** Begin MATERIAL PROVIDED **

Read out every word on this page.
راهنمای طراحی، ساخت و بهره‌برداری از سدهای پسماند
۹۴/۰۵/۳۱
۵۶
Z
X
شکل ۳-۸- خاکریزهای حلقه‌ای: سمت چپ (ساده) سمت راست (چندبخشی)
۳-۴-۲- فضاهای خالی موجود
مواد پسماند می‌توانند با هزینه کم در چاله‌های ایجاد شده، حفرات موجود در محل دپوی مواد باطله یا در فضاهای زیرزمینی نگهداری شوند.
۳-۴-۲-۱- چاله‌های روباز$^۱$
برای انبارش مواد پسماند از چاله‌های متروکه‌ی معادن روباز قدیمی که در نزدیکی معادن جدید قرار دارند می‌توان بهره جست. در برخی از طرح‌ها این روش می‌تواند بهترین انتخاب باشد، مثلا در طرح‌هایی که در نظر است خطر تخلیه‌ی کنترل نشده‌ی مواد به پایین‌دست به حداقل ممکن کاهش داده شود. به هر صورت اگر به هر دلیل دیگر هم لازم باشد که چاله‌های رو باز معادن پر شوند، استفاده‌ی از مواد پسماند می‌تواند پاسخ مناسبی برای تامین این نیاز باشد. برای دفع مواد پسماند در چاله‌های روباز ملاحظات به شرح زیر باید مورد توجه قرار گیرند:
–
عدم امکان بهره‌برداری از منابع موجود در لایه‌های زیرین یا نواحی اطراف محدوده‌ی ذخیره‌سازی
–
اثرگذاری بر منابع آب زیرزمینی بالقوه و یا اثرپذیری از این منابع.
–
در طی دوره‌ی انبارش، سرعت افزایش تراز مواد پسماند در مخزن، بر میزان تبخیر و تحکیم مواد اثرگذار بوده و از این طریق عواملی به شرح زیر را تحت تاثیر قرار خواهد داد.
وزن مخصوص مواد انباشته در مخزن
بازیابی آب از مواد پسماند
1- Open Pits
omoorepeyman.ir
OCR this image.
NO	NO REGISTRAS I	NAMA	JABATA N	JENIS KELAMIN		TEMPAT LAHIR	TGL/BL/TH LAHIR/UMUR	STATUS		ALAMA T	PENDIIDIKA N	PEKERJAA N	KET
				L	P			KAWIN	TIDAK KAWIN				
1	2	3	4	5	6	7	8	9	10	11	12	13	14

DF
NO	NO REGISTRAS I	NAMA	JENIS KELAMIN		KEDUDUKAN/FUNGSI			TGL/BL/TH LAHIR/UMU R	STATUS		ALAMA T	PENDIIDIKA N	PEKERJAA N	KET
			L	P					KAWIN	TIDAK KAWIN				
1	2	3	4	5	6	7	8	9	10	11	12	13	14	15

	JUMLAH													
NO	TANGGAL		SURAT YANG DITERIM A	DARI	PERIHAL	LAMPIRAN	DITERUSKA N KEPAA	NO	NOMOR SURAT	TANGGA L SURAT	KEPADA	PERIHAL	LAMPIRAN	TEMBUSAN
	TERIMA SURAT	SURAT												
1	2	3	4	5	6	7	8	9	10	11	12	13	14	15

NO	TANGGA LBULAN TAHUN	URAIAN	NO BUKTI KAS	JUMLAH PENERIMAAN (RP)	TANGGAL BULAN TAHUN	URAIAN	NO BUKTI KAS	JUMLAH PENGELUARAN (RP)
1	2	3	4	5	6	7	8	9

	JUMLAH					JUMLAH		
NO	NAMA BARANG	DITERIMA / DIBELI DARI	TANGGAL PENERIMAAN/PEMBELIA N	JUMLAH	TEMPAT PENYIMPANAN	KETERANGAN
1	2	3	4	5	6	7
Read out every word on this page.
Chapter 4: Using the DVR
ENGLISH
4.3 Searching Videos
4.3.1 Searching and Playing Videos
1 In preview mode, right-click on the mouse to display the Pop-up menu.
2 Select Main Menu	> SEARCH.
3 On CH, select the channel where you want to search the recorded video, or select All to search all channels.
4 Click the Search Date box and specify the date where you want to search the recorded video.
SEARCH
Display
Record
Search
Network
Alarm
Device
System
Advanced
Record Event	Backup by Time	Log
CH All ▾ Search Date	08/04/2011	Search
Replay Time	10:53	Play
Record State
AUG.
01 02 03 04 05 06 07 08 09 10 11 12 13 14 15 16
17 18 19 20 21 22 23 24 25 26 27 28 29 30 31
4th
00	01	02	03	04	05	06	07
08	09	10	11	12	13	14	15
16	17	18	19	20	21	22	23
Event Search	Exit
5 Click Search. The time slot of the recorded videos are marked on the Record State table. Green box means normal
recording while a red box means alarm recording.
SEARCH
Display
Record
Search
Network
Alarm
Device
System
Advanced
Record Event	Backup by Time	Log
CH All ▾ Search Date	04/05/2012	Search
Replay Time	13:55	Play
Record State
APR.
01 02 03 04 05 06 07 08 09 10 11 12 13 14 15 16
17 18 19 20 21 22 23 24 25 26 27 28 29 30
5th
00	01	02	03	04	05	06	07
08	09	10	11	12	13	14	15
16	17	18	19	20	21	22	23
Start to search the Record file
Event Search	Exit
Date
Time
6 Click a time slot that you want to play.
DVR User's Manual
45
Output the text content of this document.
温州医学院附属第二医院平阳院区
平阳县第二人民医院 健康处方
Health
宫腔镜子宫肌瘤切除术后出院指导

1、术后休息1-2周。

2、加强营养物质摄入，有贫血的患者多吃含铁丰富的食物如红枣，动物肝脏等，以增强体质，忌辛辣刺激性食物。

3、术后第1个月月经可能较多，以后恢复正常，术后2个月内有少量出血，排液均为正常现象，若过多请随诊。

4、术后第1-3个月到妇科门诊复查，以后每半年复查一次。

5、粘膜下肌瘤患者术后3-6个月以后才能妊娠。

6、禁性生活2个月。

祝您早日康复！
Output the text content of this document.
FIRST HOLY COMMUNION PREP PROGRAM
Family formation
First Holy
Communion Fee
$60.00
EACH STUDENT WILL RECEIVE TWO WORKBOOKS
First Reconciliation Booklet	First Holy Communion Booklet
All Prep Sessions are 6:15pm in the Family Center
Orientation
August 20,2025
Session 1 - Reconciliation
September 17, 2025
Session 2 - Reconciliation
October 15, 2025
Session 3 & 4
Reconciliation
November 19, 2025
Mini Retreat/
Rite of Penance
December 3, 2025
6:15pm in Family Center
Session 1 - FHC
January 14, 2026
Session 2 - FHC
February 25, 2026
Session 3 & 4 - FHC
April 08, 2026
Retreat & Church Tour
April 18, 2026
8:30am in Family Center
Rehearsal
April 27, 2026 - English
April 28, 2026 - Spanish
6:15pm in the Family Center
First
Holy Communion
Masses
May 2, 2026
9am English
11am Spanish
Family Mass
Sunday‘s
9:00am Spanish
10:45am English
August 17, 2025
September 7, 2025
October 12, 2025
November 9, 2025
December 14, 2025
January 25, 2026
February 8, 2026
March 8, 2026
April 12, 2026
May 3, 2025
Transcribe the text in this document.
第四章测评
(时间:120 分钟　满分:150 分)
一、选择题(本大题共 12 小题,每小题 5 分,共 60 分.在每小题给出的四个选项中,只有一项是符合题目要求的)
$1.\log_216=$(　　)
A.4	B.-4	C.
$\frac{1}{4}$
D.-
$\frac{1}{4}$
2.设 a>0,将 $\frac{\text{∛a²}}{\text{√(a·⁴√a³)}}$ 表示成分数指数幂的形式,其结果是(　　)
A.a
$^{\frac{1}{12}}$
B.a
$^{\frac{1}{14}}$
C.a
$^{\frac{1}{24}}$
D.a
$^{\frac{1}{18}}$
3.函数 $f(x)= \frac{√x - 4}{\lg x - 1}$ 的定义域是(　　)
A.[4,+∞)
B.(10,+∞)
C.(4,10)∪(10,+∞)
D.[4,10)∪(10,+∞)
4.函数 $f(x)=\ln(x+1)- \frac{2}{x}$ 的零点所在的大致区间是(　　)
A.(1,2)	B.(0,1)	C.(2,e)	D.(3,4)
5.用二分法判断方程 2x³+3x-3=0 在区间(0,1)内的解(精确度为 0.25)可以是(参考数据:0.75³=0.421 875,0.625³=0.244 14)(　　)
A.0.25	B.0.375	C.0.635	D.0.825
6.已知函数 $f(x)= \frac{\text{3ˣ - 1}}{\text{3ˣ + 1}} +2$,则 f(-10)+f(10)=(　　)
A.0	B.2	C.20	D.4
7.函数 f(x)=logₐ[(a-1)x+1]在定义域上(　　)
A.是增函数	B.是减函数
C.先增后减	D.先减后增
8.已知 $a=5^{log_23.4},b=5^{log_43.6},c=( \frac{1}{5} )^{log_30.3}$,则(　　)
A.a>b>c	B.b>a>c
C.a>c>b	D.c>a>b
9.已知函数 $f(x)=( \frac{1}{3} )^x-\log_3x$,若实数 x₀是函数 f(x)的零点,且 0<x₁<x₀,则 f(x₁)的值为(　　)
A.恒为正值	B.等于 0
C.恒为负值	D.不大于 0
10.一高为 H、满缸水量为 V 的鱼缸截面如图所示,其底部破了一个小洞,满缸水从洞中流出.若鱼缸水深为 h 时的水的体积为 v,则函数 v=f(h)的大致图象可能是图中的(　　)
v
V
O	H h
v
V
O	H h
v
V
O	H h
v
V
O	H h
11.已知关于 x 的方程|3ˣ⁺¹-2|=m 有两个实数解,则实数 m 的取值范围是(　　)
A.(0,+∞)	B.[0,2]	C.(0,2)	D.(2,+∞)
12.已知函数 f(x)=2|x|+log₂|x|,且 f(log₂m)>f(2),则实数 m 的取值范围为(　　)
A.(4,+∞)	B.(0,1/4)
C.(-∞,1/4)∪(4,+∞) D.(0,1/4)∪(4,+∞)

** End MATERIAL PROVIDED **

DESCRIPTION OF THE TASK:
Pull out each line of the entries that contains "frac".

SOLUTION TO THIS EXERCISE:
$\frac{1}{4}$
$\frac{1}{4}$
2.设 a>0,将 $\frac{\text{∛a²}}{\text{√(a·⁴√a³)}}$ 表示成分数指数幂的形式,其结果是(　　)
$^{\frac{1}{12}}$
$^{\frac{1}{14}}$
$^{\frac{1}{24}}$
$^{\frac{1}{18}}$
3.函数 $f(x)= \frac{√x - 4}{\lg x - 1}$ 的定义域是(　　)
4.函数 $f(x)=\ln(x+1)- \frac{2}{x}$ 的零点所在的大致区间是(　　)
6.已知函数 $f(x)= \frac{\text{3ˣ - 1}}{\text{3ˣ + 1}} +2$,则 f(-10)+f(10)=(　　)
8.已知 $a=5^{log_23.4},b=5^{log_43.6},c=( \frac{1}{5} )^{log_30.3}$,则(　　)
9.已知函数 $f(x)=( \frac{1}{3} )^x-\log_3x$,若实数 x₀是函数 f(x)的零点,且 0<x₁<x₀,则 f(x₁)的值为(　　)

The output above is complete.